Material provided —
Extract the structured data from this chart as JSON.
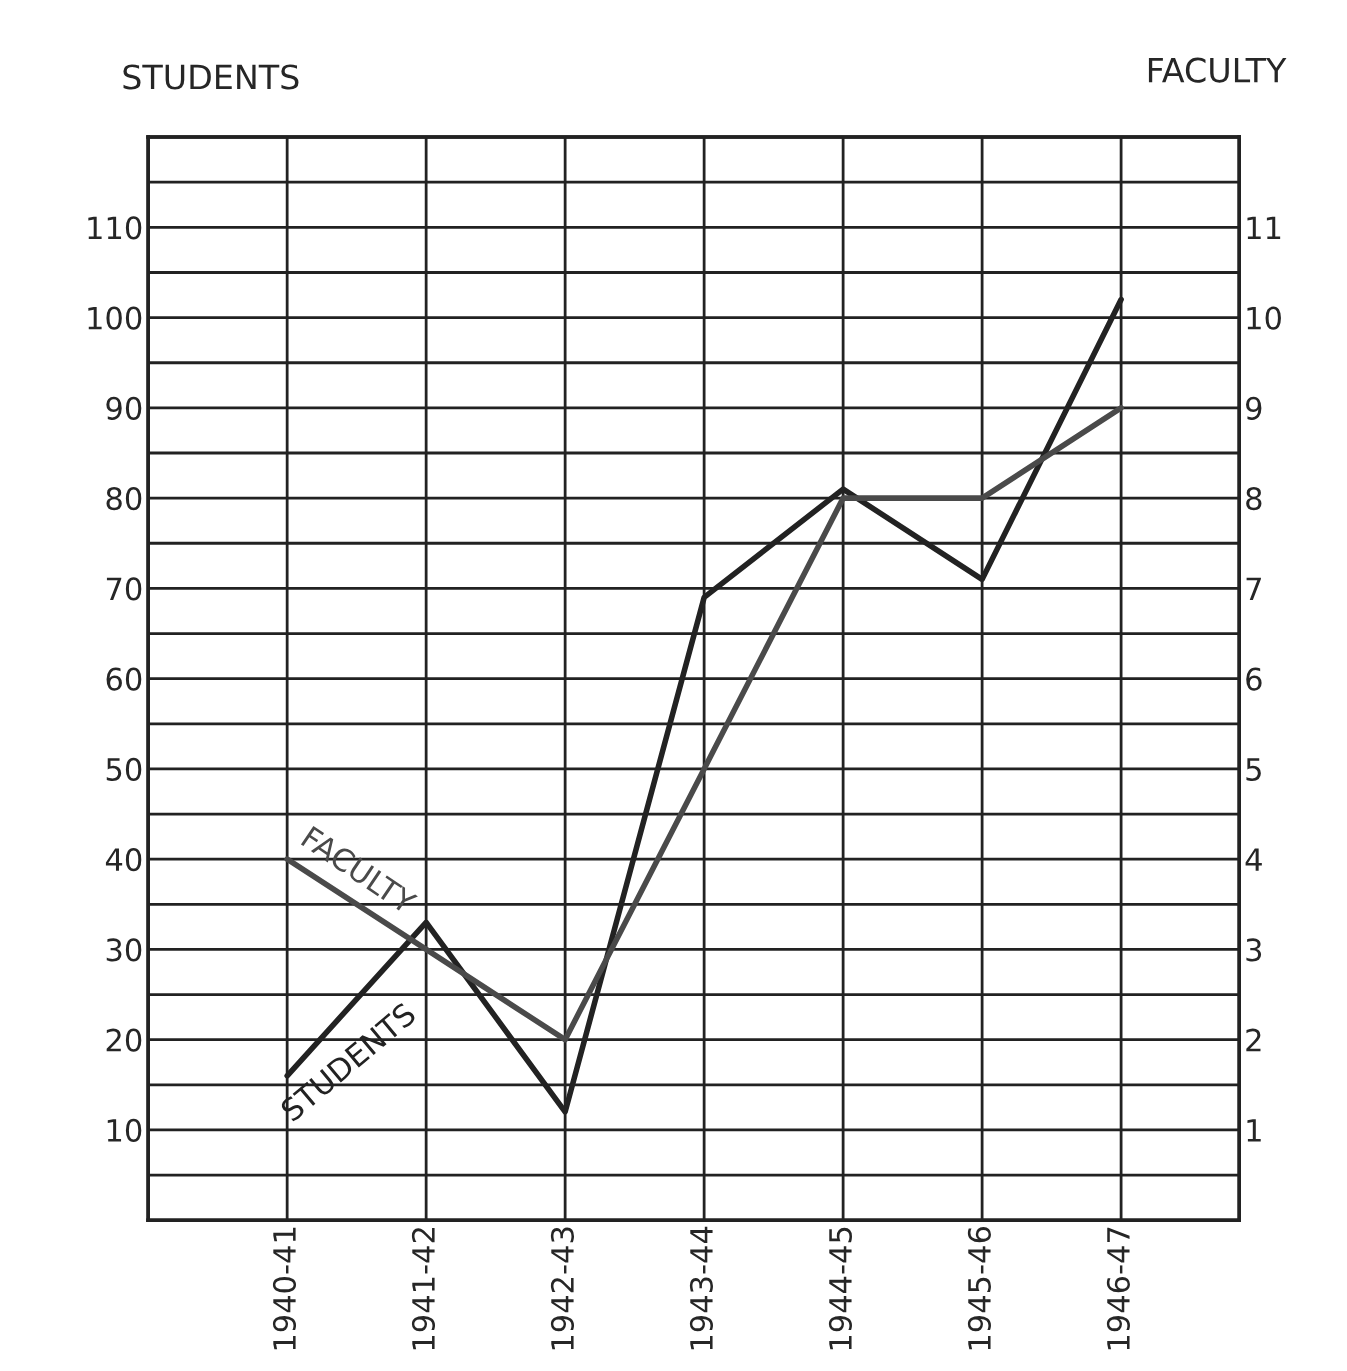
{
  "chart_data": {
    "type": "line",
    "categories": [
      "1940-41",
      "1941-42",
      "1942-43",
      "1943-44",
      "1944-45",
      "1945-46",
      "1946-47"
    ],
    "ylabel": "STUDENTS",
    "y2label": "FACULTY",
    "series": [
      {
        "name": "STUDENTS",
        "color": "#222222",
        "values": [
          16,
          33,
          12,
          69,
          81,
          71,
          102
        ]
      },
      {
        "name": "FACULTY",
        "color": "#4a4a4a",
        "axis": "y2",
        "values": [
          4,
          3,
          2,
          5,
          8,
          8,
          9
        ]
      }
    ],
    "ylim": [
      0,
      120
    ],
    "yticks": [
      {
        "value": 5,
        "label": null
      },
      10,
      {
        "value": 15,
        "label": null
      },
      20,
      {
        "value": 25,
        "label": null
      },
      30,
      {
        "value": 35,
        "label": null
      },
      40,
      {
        "value": 45,
        "label": null
      },
      50,
      {
        "value": 55,
        "label": null
      },
      60,
      {
        "value": 65,
        "label": null
      },
      70,
      {
        "value": 75,
        "label": null
      },
      80,
      {
        "value": 85,
        "label": null
      },
      90,
      {
        "value": 95,
        "label": null
      },
      100,
      {
        "value": 105,
        "label": null
      },
      110,
      {
        "value": 115,
        "label": null
      }
    ],
    "y2lim": [
      0,
      12
    ],
    "y2ticks": [
      1,
      2,
      3,
      4,
      5,
      6,
      7,
      8,
      9,
      10,
      11
    ],
    "grid": true,
    "legend": false,
    "marker": "none",
    "line_style": "solid"
  }
}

Exercise directions —
Transcribe the records word for word and include no pictures.

Solution for this exercise —
Extract the structured data from this chart as JSON.
{
  "chart_data": {
    "type": "line",
    "categories": [
      "1940-41",
      "1941-42",
      "1942-43",
      "1943-44",
      "1944-45",
      "1945-46",
      "1946-47"
    ],
    "ylabel": "STUDENTS",
    "y2label": "FACULTY",
    "series": [
      {
        "name": "STUDENTS",
        "color": "#222222",
        "values": [
          16,
          33,
          12,
          69,
          81,
          71,
          102
        ]
      },
      {
        "name": "FACULTY",
        "color": "#4a4a4a",
        "axis": "y2",
        "values": [
          4,
          3,
          2,
          5,
          8,
          8,
          9
        ]
      }
    ],
    "ylim": [
      0,
      120
    ],
    "yticks": [
      {
        "value": 5,
        "label": null
      },
      10,
      {
        "value": 15,
        "label": null
      },
      20,
      {
        "value": 25,
        "label": null
      },
      30,
      {
        "value": 35,
        "label": null
      },
      40,
      {
        "value": 45,
        "label": null
      },
      50,
      {
        "value": 55,
        "label": null
      },
      60,
      {
        "value": 65,
        "label": null
      },
      70,
      {
        "value": 75,
        "label": null
      },
      80,
      {
        "value": 85,
        "label": null
      },
      90,
      {
        "value": 95,
        "label": null
      },
      100,
      {
        "value": 105,
        "label": null
      },
      110,
      {
        "value": 115,
        "label": null
      }
    ],
    "y2lim": [
      0,
      12
    ],
    "y2ticks": [
      1,
      2,
      3,
      4,
      5,
      6,
      7,
      8,
      9,
      10,
      11
    ],
    "grid": true,
    "legend": false,
    "marker": "none",
    "line_style": "solid"
  }
}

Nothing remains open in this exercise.